Report the count of lines containing the word "après" in the entries below, and nothing more.

[START Provided information]

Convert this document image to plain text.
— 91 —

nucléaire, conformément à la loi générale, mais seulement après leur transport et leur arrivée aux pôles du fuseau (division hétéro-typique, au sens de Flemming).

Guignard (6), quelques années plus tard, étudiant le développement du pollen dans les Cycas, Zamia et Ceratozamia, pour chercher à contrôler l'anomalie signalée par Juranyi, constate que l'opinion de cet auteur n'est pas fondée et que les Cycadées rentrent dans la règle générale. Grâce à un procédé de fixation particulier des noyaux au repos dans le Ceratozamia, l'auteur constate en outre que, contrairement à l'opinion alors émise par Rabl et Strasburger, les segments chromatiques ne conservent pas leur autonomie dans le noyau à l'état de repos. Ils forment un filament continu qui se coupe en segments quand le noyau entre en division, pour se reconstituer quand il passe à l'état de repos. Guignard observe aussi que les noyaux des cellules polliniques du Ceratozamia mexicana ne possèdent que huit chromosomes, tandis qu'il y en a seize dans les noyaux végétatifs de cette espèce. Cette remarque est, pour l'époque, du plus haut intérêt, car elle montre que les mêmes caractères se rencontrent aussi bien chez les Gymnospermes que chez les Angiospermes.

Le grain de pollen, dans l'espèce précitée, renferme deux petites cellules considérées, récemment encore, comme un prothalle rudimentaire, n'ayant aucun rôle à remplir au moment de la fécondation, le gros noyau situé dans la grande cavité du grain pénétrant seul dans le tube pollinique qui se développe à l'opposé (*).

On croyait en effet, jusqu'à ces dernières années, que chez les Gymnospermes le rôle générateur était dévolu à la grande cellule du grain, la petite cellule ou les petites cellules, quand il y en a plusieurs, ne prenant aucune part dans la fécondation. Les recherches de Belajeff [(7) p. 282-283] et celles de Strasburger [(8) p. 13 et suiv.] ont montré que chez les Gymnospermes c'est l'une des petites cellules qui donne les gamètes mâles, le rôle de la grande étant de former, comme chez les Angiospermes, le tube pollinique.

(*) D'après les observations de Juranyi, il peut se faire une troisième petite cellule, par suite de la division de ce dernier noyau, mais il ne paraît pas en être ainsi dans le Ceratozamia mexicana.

[END Provided information]

▸ **Completed task**
2